▶ [Problem statement]
Pick out the lines below that include the string "Hour".

Stored data entries

————

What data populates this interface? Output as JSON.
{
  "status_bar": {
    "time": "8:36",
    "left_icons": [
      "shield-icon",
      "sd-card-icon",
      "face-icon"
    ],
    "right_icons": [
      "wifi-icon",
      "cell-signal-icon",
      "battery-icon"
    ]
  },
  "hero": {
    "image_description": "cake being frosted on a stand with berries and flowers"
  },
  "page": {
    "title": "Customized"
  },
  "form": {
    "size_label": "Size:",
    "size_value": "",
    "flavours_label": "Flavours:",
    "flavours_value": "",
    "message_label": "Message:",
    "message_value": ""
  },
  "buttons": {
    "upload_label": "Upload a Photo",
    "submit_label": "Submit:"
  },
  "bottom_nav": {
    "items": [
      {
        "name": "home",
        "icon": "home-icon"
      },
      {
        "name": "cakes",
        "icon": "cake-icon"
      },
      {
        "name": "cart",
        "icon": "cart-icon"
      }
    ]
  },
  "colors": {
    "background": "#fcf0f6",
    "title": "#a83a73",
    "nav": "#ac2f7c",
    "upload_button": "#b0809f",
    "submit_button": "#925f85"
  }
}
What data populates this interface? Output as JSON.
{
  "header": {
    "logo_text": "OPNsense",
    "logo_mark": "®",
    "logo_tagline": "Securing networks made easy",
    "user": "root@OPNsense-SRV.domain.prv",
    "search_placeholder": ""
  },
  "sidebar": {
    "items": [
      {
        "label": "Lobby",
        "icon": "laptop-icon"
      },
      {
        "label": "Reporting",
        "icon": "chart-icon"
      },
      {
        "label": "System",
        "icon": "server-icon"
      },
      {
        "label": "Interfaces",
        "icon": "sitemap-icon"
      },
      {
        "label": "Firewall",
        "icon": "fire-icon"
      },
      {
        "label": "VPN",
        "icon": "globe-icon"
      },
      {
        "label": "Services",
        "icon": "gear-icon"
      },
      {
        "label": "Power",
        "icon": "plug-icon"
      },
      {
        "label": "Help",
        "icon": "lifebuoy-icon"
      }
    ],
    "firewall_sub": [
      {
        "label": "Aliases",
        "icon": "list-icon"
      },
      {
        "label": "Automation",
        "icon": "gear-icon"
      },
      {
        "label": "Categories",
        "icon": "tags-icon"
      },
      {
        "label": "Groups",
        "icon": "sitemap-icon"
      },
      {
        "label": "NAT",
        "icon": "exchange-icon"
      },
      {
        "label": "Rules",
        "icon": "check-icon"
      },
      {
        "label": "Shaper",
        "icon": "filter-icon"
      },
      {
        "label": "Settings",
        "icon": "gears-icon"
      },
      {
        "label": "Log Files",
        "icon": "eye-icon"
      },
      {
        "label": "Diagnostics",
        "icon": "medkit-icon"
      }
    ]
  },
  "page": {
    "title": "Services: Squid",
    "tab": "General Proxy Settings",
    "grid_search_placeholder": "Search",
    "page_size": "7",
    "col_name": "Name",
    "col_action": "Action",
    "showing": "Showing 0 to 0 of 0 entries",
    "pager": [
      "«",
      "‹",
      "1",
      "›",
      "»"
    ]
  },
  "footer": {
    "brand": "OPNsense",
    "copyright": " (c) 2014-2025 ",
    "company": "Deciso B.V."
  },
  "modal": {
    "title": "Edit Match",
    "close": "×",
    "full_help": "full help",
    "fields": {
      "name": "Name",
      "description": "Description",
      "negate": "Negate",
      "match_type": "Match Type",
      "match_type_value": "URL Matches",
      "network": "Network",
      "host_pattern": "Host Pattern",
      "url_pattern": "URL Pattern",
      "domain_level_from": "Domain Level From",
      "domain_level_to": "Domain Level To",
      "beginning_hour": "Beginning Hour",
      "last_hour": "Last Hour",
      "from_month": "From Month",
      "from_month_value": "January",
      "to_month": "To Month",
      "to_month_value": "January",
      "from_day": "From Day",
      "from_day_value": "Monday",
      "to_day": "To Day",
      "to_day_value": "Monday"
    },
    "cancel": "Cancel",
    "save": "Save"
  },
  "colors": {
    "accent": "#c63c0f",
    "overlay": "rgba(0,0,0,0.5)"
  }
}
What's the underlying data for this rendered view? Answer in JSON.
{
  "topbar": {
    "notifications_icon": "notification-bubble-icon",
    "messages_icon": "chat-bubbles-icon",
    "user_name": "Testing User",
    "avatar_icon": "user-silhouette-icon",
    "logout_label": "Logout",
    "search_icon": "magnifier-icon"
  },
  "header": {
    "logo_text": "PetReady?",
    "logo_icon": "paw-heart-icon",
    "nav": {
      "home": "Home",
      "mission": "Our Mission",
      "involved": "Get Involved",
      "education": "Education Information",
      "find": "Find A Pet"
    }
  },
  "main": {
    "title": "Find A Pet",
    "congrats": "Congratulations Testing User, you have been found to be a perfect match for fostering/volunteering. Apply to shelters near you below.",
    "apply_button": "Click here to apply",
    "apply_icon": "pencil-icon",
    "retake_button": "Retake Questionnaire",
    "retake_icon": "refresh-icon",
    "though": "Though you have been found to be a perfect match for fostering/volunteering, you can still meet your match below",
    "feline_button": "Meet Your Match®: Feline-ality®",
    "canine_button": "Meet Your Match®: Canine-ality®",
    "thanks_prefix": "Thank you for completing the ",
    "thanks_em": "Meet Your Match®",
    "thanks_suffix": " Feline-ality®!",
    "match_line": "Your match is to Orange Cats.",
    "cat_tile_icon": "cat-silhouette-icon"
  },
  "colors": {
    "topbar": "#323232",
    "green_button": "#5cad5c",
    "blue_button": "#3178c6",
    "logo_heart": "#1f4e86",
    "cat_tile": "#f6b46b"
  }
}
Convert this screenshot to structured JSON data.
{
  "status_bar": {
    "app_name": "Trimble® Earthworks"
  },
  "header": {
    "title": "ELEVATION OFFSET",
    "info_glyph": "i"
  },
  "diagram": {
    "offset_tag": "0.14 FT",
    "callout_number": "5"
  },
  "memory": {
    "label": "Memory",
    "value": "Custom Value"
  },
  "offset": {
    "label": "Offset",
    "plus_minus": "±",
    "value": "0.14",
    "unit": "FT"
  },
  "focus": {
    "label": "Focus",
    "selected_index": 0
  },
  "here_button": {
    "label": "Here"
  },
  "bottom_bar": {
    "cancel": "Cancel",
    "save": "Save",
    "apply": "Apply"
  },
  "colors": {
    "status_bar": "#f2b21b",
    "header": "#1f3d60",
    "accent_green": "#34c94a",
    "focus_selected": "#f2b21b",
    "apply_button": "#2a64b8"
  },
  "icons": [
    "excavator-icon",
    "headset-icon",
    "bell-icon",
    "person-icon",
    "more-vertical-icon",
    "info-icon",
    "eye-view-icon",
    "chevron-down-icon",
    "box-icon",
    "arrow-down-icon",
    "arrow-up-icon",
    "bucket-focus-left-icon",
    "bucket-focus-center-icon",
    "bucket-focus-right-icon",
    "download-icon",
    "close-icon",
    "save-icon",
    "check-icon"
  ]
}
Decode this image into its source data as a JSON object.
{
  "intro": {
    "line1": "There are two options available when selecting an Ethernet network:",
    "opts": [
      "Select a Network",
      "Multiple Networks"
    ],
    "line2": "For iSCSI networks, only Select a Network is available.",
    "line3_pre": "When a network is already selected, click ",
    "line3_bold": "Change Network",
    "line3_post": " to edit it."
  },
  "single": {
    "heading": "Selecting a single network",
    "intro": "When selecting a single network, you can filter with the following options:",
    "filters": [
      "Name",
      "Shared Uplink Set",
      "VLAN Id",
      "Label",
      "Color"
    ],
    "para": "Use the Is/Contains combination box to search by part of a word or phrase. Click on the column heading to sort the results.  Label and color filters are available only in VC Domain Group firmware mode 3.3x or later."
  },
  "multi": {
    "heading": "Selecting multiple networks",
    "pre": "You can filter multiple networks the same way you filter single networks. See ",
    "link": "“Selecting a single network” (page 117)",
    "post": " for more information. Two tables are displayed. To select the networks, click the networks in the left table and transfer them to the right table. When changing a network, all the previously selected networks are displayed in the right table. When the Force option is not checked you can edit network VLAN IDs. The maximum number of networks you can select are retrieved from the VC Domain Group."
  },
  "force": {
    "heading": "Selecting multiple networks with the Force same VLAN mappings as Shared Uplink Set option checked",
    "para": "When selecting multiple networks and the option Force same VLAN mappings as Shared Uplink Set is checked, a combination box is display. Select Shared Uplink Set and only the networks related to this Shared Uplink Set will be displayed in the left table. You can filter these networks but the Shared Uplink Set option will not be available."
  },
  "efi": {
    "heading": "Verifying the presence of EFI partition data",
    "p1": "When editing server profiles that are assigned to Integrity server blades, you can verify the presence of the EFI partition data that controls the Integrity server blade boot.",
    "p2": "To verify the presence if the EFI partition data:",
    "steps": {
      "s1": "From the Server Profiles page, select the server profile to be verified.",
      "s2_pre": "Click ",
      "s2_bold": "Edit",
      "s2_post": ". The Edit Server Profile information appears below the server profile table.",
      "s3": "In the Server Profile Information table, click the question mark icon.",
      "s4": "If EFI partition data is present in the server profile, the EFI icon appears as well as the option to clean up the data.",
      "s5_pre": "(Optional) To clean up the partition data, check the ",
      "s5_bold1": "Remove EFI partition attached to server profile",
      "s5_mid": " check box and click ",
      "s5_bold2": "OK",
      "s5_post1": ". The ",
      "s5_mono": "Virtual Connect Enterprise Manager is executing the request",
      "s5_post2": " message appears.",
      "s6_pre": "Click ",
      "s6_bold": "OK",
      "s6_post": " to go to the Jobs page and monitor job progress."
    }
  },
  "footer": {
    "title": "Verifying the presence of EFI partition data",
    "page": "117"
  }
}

————

▶ [Answer for this exercise]
      "beginning_hour": "Beginning Hour",
      "last_hour": "Last Hour",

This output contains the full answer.